- TASK: Return all lines that include the string "color".
Start of DATA EXCERPTS
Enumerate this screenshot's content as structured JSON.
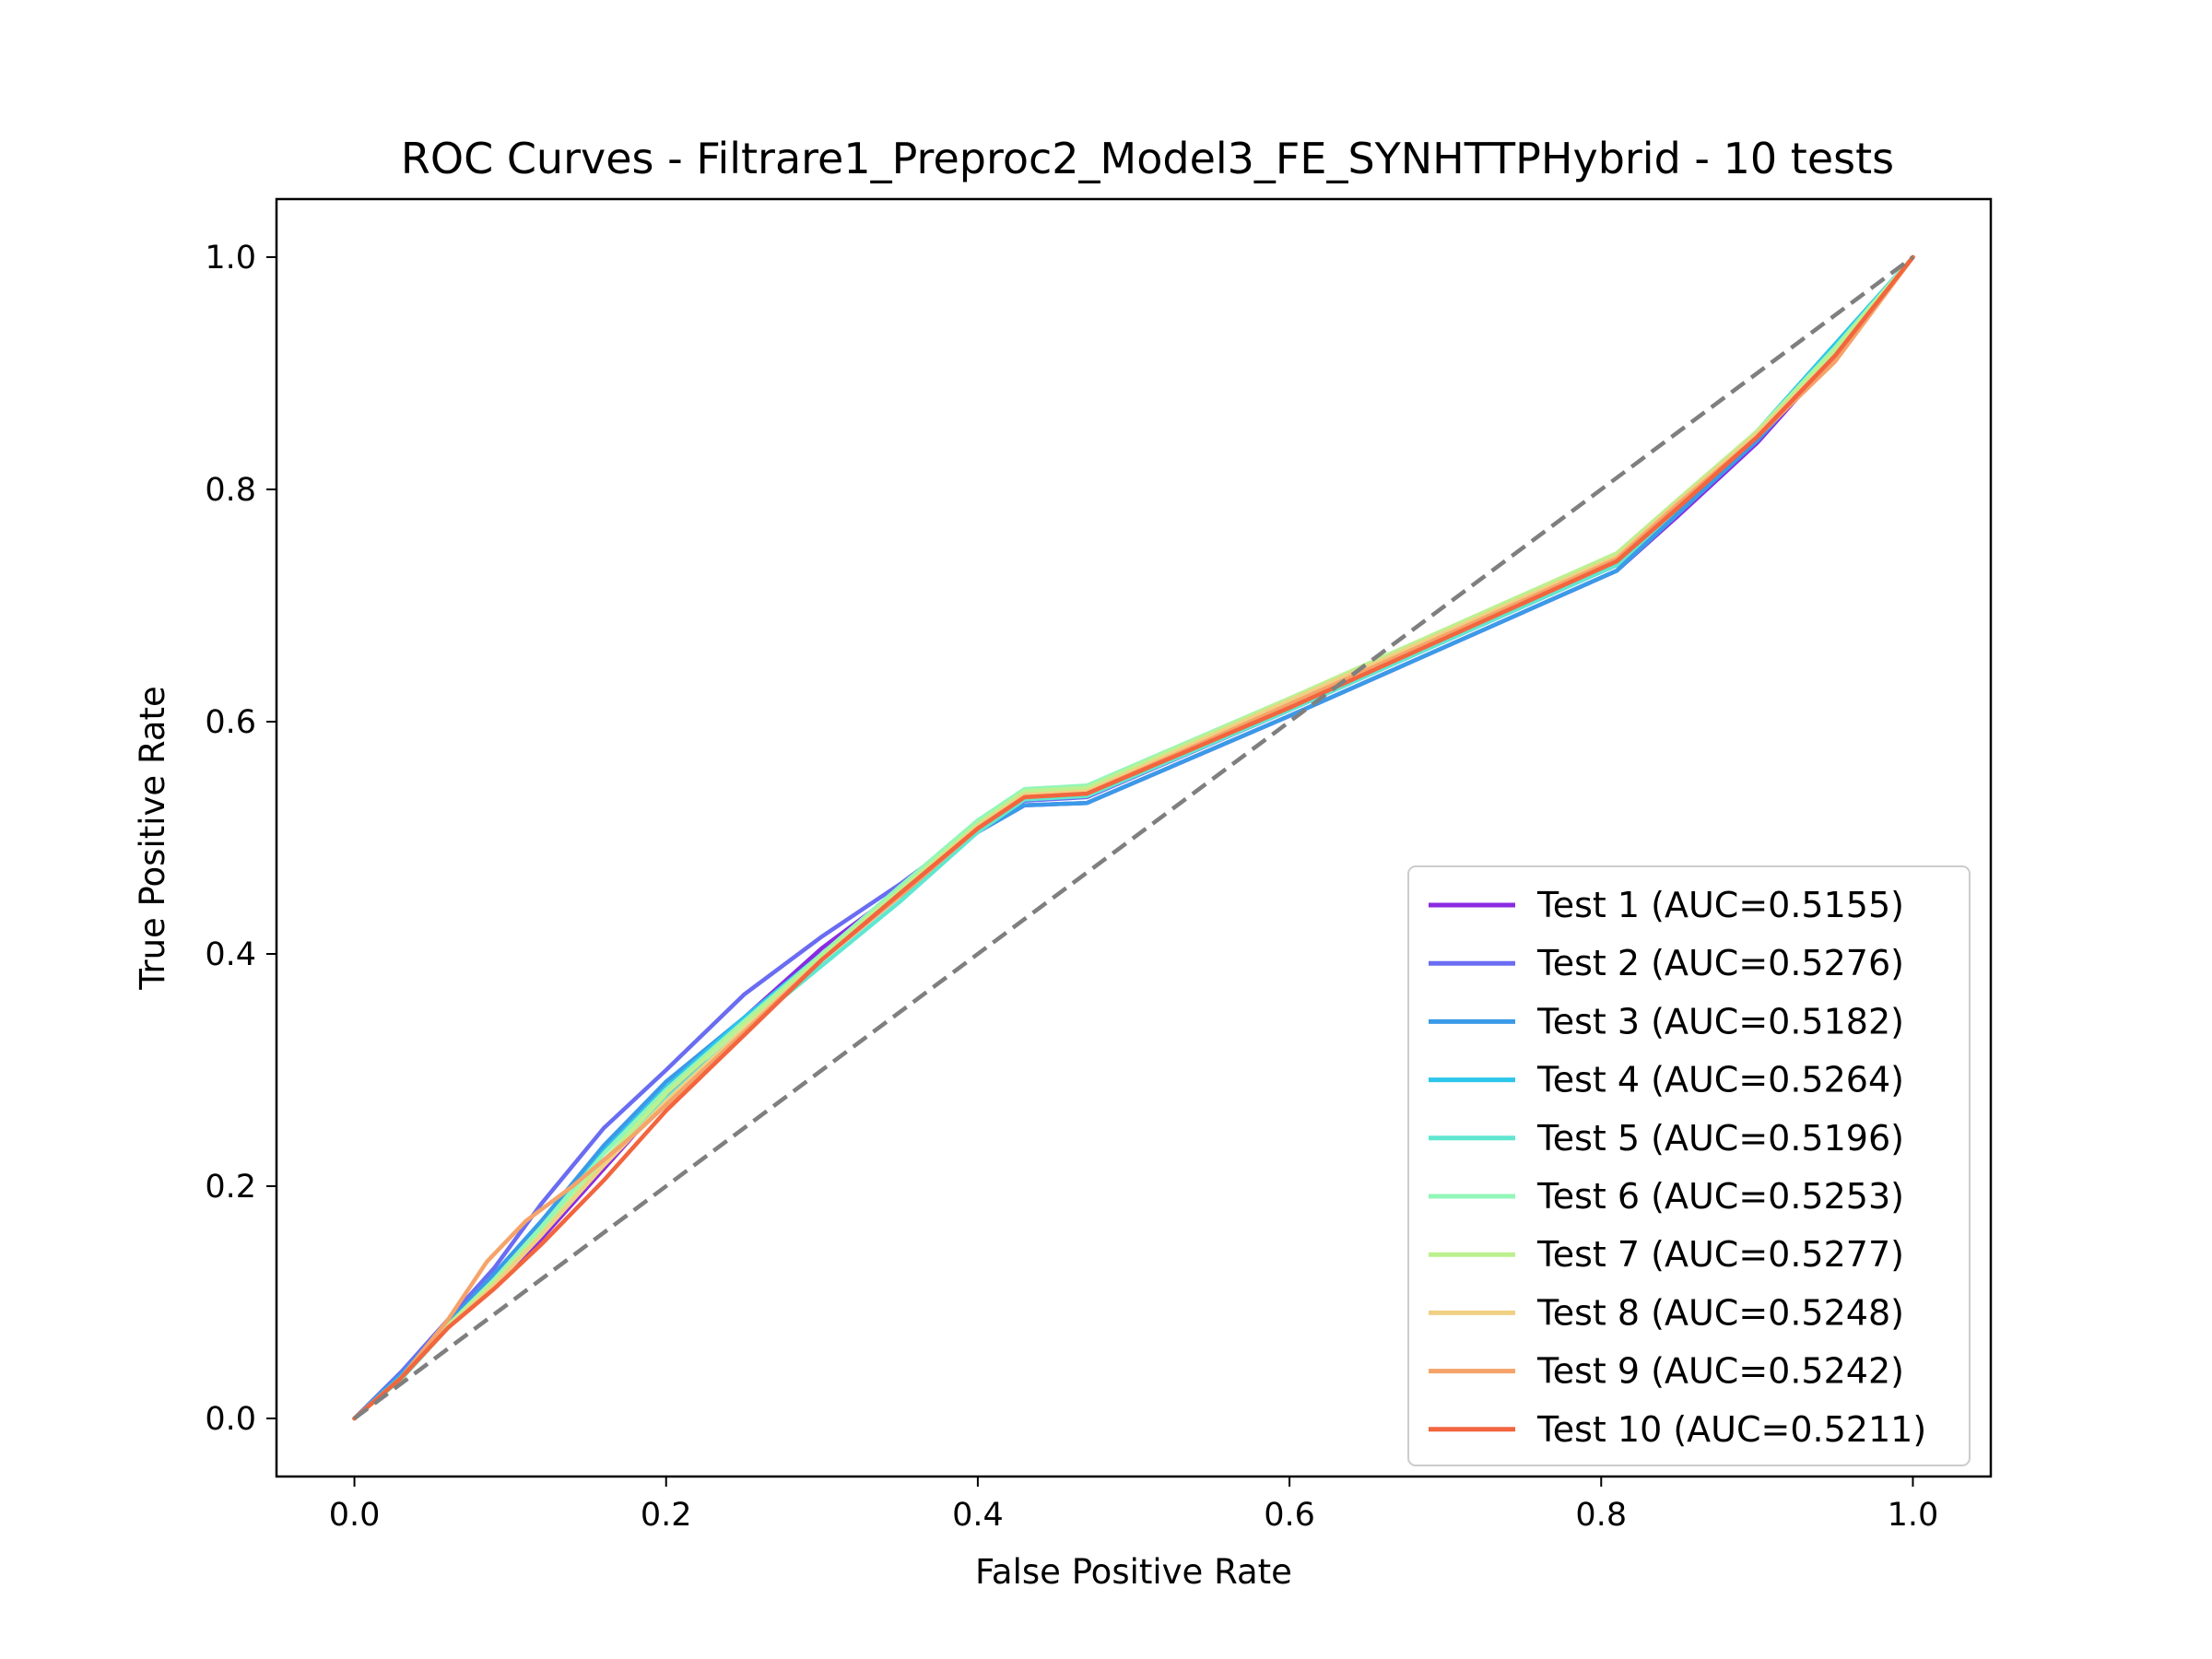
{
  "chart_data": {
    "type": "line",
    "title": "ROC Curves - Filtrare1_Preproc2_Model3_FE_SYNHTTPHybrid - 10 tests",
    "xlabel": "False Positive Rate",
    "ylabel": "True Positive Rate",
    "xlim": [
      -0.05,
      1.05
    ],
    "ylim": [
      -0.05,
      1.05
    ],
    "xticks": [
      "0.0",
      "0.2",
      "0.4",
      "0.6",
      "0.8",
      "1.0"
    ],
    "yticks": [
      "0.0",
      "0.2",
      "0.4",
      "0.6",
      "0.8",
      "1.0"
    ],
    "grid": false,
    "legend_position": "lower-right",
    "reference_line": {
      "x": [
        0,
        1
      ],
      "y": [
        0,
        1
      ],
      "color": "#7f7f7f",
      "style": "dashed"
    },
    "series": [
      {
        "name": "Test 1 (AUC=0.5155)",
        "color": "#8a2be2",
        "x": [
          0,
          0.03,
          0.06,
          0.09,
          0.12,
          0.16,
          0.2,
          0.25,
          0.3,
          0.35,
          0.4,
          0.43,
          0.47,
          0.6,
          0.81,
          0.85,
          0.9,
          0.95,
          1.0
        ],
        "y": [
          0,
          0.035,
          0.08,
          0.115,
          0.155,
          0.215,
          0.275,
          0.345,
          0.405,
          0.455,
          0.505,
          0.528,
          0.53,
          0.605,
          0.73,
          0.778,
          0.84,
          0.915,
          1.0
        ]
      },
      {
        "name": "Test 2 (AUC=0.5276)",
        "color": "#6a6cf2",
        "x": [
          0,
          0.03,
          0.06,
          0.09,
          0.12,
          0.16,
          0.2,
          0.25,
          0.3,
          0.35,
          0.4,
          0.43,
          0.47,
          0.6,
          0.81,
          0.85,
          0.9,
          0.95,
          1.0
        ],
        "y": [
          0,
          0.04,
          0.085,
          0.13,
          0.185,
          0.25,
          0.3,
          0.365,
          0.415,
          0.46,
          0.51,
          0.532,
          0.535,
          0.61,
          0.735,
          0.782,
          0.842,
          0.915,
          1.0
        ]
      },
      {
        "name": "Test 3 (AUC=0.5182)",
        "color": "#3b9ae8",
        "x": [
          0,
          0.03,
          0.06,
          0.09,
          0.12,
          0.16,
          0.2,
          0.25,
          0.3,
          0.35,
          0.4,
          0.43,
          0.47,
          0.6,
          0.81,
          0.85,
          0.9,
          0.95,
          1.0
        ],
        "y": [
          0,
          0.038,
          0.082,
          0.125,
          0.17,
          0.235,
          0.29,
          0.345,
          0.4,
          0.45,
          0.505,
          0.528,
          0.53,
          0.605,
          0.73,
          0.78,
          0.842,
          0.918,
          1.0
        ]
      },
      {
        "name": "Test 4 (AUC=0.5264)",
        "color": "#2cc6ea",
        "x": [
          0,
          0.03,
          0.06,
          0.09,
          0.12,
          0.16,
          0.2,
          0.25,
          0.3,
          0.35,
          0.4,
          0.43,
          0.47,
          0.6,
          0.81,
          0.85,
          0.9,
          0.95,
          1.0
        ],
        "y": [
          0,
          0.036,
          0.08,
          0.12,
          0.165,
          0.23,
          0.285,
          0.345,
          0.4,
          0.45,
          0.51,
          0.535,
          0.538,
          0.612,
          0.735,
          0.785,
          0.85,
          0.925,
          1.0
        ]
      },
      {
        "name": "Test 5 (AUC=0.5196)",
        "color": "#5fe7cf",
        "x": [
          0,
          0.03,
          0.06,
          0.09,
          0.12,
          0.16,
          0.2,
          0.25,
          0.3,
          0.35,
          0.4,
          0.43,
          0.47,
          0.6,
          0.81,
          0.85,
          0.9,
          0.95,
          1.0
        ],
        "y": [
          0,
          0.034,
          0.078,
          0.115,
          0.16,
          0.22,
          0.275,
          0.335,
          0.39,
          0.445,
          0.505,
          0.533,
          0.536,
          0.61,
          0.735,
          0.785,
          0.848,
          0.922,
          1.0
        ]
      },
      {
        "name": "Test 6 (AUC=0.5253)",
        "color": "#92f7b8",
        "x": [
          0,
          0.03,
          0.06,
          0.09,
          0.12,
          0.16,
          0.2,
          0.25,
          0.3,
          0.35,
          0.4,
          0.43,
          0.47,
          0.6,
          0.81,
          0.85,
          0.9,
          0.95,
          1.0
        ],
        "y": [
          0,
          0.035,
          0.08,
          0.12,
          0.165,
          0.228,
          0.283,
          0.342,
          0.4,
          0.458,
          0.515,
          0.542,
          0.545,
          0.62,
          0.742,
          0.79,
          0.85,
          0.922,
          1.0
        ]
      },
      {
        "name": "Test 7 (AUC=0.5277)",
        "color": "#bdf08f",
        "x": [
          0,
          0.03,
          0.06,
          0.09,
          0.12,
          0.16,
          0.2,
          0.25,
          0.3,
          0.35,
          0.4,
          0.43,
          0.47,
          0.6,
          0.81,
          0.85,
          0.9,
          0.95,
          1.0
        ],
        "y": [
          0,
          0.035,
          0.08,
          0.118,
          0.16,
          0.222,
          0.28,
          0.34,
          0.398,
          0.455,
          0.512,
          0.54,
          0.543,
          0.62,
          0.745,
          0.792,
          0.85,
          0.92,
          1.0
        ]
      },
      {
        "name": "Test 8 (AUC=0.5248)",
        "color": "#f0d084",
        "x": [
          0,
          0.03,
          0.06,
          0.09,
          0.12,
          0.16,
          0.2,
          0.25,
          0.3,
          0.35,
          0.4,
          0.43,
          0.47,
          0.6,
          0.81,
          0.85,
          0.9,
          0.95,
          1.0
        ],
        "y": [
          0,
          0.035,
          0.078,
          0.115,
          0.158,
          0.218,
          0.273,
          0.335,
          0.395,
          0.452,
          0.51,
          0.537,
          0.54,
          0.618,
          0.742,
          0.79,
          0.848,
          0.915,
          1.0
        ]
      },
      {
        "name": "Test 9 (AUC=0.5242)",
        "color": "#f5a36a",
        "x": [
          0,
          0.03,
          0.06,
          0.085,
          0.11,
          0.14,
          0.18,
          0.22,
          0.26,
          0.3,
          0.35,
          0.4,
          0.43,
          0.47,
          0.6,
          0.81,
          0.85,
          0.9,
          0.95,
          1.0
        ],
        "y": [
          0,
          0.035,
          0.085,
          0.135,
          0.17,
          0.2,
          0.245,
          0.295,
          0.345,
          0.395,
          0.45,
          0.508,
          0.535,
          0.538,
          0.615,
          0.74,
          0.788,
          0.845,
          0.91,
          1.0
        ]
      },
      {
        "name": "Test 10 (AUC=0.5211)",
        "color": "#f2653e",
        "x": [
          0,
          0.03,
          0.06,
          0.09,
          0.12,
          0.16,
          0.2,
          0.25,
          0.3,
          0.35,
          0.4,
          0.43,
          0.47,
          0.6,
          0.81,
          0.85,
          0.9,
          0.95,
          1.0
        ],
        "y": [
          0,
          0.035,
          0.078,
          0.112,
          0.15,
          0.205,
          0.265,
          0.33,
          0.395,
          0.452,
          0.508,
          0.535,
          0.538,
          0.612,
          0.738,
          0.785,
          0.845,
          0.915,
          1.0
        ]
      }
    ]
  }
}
End of DATA EXCERPTS
- EXERCISE RESPONSE:
      "color": "#7f7f7f",
        "color": "#8a2be2",
        "color": "#6a6cf2",
        "color": "#3b9ae8",
        "color": "#2cc6ea",
        "color": "#5fe7cf",
        "color": "#92f7b8",
        "color": "#bdf08f",
        "color": "#f0d084",
        "color": "#f5a36a",
        "color": "#f2653e",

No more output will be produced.